## Teks yang Diberikan
════════════════
Selanjutnya untuk kedua terdakwa lainnya yakni Bripka RR dan Kuat Ma'ruf sama-sama dituntut delapan tahun penjara.

Jaksa menyatakan, seluruh terdakwa secara sah dan meyakinkan bersalah melakukan tindak pidana secara bersama-sama yang membuat nyawa seseorang meninggal dunia sebagaimana diatur dan diancam dalam Pasal 340 KUHP juncto pasal 55 ayat 1 ke-1 KUHP.

Tuntutan-tuntutan itu kemudian disanggah oleh para terdakwa melalui sidang agenda pembacaan pleidoi.

Secara umum, pleidoi para terdakwa memuat bantahan-bantahan atas kesimpulan JPU yang tertuang di dalam materi tuntutan.

Mereka juga memohon agar Majelis Hakim membebaskannya dari tuntutan.

Terkait pleidoi itu, jaksa juga melayangkan bantahan dalam replik.
════════════════
## Data Latihan

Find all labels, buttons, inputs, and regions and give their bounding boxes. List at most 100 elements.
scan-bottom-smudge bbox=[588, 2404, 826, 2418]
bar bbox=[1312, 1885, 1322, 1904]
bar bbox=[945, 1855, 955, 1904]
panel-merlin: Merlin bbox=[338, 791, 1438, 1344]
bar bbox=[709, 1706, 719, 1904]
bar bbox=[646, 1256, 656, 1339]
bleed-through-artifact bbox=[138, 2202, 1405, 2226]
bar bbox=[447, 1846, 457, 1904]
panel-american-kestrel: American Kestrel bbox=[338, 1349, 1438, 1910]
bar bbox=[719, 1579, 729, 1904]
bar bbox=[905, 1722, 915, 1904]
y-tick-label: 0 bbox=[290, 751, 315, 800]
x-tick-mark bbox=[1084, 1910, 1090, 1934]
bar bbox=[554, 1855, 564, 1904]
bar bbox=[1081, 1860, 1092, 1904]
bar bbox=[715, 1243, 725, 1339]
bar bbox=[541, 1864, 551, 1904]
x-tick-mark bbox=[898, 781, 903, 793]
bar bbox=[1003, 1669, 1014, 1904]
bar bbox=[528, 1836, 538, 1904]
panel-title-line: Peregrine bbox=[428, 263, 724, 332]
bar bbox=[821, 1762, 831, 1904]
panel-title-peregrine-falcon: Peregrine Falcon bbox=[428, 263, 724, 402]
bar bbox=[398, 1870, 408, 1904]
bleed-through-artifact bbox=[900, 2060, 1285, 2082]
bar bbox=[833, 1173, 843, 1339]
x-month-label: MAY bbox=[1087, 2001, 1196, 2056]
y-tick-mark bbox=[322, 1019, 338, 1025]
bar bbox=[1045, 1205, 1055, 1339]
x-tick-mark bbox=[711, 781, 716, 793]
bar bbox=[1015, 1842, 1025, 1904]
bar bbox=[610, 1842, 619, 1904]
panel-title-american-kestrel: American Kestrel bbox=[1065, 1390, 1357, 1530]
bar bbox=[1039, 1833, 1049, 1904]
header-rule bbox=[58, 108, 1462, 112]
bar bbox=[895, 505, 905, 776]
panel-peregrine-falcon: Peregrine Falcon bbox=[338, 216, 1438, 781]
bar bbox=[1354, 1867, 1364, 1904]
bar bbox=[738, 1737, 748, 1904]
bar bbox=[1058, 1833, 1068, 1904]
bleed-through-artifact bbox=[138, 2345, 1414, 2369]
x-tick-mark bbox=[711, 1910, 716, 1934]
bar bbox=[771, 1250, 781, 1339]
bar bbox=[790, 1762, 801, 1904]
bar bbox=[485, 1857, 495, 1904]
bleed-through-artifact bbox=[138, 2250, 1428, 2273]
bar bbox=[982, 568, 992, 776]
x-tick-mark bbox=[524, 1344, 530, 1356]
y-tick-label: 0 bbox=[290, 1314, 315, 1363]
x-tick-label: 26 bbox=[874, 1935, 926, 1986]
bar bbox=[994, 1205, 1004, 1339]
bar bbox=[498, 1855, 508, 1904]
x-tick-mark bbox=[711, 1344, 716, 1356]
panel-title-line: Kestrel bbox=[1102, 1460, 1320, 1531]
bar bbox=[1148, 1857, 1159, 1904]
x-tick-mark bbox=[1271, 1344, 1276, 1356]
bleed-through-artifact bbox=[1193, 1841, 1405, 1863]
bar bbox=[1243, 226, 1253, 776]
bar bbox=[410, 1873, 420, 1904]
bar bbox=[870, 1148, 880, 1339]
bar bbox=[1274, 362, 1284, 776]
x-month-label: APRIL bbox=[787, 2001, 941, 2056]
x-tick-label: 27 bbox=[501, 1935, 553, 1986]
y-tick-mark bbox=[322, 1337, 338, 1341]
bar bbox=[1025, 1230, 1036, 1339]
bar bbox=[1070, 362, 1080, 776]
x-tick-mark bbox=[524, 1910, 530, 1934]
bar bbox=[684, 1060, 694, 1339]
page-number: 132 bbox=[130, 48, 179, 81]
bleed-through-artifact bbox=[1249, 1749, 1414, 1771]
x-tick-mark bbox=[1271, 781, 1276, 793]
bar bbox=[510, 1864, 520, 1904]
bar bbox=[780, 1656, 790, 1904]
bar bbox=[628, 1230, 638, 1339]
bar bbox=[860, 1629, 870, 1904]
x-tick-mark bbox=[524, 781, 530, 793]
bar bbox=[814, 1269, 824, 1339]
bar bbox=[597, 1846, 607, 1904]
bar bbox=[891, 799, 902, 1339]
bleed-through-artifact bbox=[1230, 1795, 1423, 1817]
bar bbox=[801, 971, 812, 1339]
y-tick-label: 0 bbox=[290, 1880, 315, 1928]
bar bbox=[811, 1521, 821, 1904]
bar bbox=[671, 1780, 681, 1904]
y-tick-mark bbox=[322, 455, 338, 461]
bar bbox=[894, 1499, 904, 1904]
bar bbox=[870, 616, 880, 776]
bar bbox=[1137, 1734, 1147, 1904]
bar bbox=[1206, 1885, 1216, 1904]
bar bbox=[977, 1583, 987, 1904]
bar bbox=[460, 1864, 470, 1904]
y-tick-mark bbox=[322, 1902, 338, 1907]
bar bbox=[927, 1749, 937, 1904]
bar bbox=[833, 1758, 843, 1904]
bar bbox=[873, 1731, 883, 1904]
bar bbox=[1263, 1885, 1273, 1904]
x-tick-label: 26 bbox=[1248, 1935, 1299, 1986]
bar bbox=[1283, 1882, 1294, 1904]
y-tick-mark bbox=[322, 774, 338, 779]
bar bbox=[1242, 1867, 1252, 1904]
════════════════
## Petunjuk Pengerjaan
1) Menurut teks, berapa lama hukuman penjara yang dituntut jaksa untuk Bripka RR dan Kuat Ma'ruf?
2) Tulis ulang baris data tanpa perubahan apa pun, mulai dari baris pertama data sampai baris yang memuat "bar bbox=[398, 1870, 408, 1904]", termasuk baris tersebut.
Teks dan baris data di halaman ini diambil dari sumber yang berlainan.

## Jawaban Lengkap
1) Keduanya sama-sama dituntut delapan tahun penjara.

2)
Find all labels, buttons, inputs, and regions and give their bounding boxes. List at most 100 elements.
scan-bottom-smudge bbox=[588, 2404, 826, 2418]
bar bbox=[1312, 1885, 1322, 1904]
bar bbox=[945, 1855, 955, 1904]
panel-merlin: Merlin bbox=[338, 791, 1438, 1344]
bar bbox=[709, 1706, 719, 1904]
bar bbox=[646, 1256, 656, 1339]
bleed-through-artifact bbox=[138, 2202, 1405, 2226]
bar bbox=[447, 1846, 457, 1904]
panel-american-kestrel: American Kestrel bbox=[338, 1349, 1438, 1910]
bar bbox=[719, 1579, 729, 1904]
bar bbox=[905, 1722, 915, 1904]
y-tick-label: 0 bbox=[290, 751, 315, 800]
x-tick-mark bbox=[1084, 1910, 1090, 1934]
bar bbox=[554, 1855, 564, 1904]
bar bbox=[1081, 1860, 1092, 1904]
bar bbox=[715, 1243, 725, 1339]
bar bbox=[541, 1864, 551, 1904]
x-tick-mark bbox=[898, 781, 903, 793]
bar bbox=[1003, 1669, 1014, 1904]
bar bbox=[528, 1836, 538, 1904]
panel-title-line: Peregrine bbox=[428, 263, 724, 332]
bar bbox=[821, 1762, 831, 1904]
panel-title-peregrine-falcon: Peregrine Falcon bbox=[428, 263, 724, 402]
bar bbox=[398, 1870, 408, 1904]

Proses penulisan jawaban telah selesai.